** DATASET RECORDS **
● ● ●
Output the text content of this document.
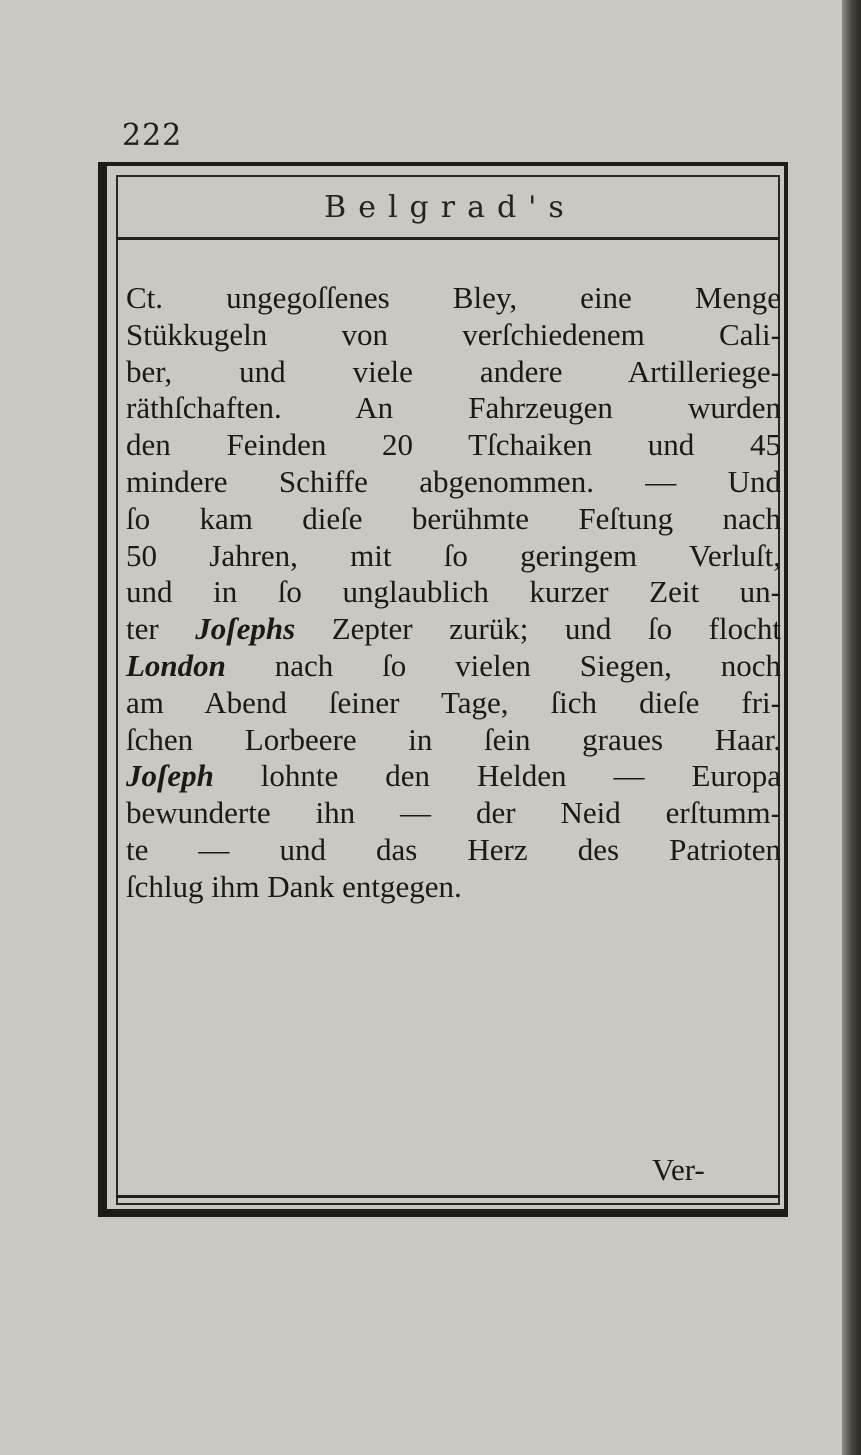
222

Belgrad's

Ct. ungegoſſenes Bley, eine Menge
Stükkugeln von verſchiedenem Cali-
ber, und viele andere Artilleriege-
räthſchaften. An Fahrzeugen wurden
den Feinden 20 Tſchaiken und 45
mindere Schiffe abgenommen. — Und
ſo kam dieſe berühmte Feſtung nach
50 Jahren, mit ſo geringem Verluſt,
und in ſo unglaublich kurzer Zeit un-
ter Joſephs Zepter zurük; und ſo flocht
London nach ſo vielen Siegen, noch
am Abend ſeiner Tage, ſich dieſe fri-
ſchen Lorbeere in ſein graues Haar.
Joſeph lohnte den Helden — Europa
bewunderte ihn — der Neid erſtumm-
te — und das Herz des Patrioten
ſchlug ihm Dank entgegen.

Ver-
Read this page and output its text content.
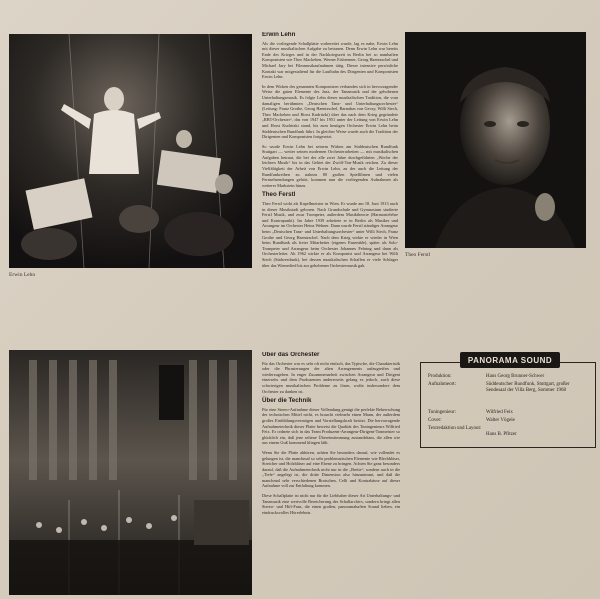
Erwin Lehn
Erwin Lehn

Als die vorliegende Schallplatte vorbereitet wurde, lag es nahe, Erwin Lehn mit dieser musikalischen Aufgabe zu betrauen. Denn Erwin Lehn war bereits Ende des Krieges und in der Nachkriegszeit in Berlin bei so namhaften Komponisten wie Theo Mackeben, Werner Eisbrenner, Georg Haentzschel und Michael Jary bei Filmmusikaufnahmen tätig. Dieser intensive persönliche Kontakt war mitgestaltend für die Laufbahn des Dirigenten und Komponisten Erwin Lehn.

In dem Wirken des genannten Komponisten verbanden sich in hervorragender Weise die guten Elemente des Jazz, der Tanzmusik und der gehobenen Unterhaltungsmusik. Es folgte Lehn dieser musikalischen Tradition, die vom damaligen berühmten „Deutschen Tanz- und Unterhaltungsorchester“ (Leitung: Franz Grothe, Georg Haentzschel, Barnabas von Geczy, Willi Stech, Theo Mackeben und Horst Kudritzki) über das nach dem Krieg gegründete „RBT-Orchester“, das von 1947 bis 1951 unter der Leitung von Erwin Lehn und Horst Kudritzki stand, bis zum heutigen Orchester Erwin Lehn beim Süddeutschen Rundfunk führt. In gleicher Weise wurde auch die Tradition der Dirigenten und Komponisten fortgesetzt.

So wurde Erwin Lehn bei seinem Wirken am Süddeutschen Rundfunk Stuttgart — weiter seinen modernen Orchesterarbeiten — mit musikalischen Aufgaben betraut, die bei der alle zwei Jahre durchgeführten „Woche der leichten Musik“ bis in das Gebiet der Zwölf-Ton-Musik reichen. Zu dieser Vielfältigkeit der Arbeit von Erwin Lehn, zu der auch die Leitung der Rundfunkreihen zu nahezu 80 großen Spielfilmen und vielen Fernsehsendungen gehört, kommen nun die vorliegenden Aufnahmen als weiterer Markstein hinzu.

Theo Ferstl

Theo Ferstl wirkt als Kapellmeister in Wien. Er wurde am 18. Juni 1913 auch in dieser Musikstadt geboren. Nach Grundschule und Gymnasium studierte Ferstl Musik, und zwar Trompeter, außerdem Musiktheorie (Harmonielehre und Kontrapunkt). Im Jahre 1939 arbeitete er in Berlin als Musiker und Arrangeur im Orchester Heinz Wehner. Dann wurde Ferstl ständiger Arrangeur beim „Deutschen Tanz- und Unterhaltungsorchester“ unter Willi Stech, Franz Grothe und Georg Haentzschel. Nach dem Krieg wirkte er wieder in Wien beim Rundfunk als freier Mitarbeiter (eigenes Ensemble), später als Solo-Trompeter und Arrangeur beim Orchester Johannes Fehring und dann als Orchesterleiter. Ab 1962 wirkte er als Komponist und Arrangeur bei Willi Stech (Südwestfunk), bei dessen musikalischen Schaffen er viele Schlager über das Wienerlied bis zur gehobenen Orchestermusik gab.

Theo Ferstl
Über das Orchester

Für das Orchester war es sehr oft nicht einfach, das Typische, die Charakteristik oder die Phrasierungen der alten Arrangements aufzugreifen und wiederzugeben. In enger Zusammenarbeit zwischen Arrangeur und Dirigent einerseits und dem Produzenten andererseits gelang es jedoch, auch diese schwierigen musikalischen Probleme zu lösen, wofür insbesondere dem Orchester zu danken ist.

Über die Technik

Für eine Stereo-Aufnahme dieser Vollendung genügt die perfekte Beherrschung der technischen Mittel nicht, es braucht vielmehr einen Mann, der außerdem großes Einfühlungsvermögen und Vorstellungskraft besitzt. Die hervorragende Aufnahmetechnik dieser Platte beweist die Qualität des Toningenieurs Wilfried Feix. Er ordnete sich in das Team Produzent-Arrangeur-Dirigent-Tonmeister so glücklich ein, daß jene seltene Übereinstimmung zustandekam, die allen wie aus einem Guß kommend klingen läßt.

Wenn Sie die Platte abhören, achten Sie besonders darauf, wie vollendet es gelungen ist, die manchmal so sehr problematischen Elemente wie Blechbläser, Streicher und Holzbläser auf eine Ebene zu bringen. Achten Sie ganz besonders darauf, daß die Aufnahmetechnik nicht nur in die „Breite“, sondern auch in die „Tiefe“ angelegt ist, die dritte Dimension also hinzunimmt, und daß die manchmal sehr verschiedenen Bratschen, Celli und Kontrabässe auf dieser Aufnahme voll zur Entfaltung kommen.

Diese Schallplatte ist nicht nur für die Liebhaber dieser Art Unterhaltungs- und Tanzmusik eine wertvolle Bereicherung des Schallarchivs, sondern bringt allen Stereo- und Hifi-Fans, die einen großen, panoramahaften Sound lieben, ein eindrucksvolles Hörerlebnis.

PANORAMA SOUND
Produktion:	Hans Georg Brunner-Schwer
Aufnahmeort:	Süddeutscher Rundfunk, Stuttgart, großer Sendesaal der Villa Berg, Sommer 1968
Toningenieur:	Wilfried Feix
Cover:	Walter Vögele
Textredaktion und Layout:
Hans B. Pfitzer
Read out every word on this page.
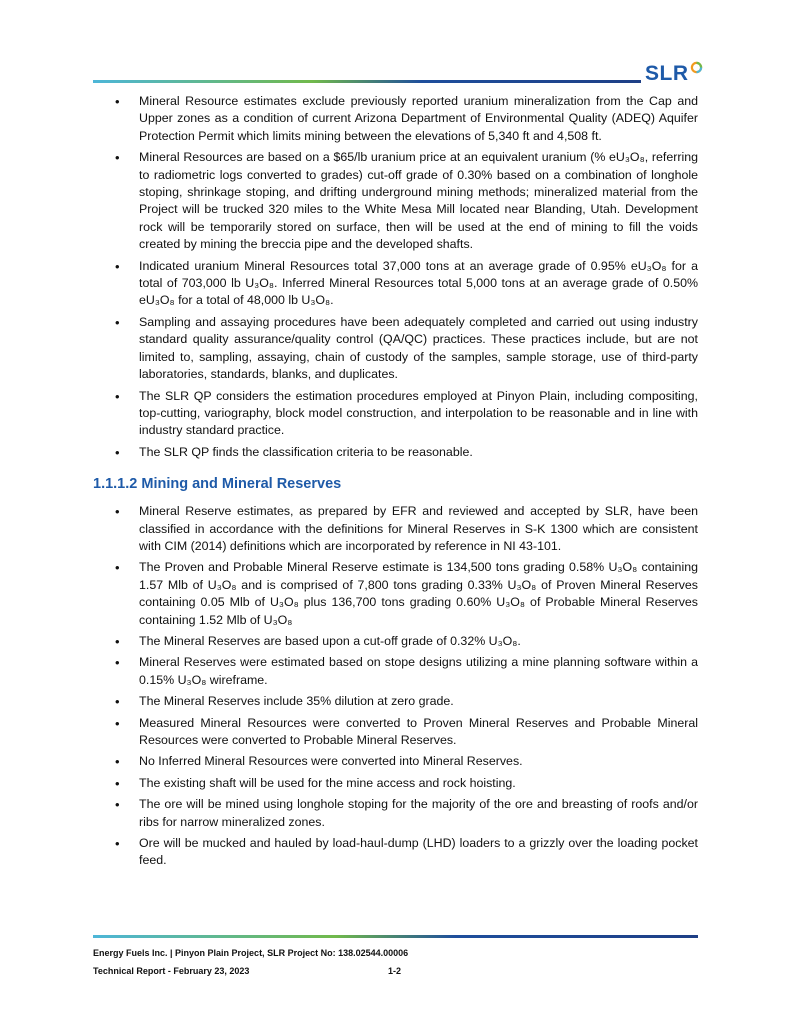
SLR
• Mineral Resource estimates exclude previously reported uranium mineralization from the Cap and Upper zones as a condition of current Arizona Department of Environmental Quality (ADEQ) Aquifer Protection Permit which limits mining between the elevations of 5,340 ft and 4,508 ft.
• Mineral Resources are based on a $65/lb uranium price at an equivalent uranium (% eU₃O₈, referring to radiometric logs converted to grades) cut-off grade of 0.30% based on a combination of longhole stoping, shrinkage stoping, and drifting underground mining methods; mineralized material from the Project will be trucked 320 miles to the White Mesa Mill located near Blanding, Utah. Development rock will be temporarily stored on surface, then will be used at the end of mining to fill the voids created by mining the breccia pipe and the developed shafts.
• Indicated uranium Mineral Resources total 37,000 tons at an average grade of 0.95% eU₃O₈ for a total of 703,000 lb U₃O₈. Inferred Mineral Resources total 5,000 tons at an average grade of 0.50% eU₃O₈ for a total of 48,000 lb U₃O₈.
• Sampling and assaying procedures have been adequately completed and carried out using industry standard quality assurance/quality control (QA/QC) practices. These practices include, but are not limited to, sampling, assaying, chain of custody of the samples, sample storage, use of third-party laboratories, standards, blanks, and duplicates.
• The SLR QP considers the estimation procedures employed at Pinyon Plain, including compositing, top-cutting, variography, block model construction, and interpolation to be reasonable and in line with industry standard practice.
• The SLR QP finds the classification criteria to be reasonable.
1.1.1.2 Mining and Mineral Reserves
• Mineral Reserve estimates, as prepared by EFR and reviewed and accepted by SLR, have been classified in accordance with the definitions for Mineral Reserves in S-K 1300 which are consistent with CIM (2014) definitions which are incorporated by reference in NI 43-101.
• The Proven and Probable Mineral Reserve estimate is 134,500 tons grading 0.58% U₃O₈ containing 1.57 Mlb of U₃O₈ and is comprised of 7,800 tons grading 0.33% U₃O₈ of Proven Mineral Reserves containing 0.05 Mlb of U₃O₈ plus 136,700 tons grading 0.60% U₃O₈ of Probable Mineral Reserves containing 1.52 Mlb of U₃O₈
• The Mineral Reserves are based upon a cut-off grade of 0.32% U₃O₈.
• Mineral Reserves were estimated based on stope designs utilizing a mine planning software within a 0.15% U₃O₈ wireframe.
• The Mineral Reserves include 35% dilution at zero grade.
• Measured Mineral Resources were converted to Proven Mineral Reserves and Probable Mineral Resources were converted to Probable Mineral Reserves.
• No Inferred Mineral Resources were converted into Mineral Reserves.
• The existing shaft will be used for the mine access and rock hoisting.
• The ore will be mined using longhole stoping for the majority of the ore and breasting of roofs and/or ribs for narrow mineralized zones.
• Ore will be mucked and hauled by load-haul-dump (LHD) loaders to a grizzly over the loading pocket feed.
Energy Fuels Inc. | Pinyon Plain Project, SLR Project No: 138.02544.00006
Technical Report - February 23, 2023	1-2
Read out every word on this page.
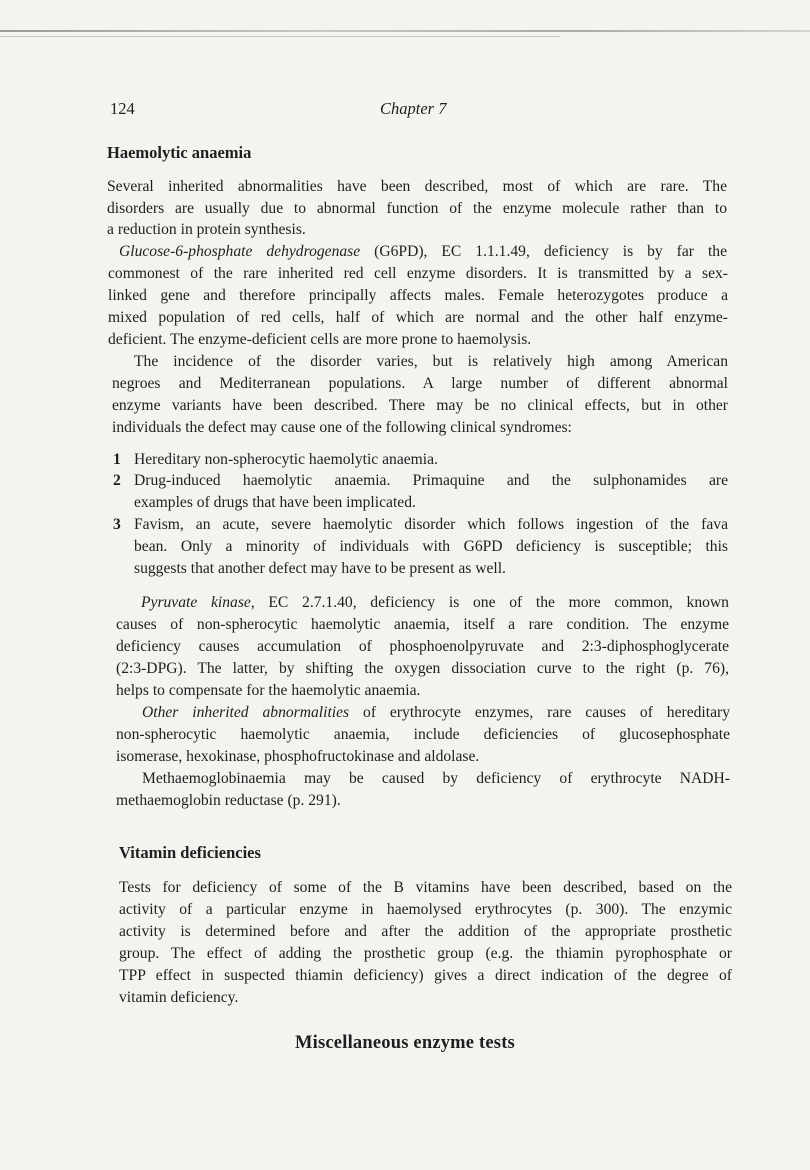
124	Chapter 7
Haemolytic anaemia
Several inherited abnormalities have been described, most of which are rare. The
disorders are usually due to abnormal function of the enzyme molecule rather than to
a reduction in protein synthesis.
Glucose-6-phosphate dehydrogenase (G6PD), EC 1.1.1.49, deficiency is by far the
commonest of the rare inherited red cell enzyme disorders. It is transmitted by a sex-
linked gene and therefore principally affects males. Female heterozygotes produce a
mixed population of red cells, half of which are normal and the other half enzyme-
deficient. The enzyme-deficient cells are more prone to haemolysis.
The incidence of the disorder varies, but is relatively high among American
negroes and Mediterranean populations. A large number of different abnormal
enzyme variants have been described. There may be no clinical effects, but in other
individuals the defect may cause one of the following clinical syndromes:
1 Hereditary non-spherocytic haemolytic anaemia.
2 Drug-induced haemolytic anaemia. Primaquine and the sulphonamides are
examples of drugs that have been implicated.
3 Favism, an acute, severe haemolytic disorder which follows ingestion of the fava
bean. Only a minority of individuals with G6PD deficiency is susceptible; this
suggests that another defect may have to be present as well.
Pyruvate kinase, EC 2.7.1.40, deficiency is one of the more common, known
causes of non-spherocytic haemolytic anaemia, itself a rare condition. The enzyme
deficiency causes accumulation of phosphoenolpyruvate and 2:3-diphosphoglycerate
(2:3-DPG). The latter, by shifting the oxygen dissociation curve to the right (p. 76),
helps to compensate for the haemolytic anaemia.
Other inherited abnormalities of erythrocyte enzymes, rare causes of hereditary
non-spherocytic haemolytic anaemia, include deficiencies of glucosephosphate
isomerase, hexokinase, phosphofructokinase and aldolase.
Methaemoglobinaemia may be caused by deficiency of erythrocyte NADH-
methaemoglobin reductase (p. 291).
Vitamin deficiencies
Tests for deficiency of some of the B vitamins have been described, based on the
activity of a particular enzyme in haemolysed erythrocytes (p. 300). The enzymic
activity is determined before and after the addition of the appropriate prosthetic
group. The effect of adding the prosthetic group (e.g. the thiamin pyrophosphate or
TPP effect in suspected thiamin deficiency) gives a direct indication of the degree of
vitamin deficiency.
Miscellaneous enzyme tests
● ● ●
** WHAT TO DO **
Within the entries above, find every line where the string "defect" occurs, and copy it.

** ANSWER TO THIS PROBLEM **
individuals the defect may cause one of the following clinical syndromes:
suggests that another defect may have to be present as well.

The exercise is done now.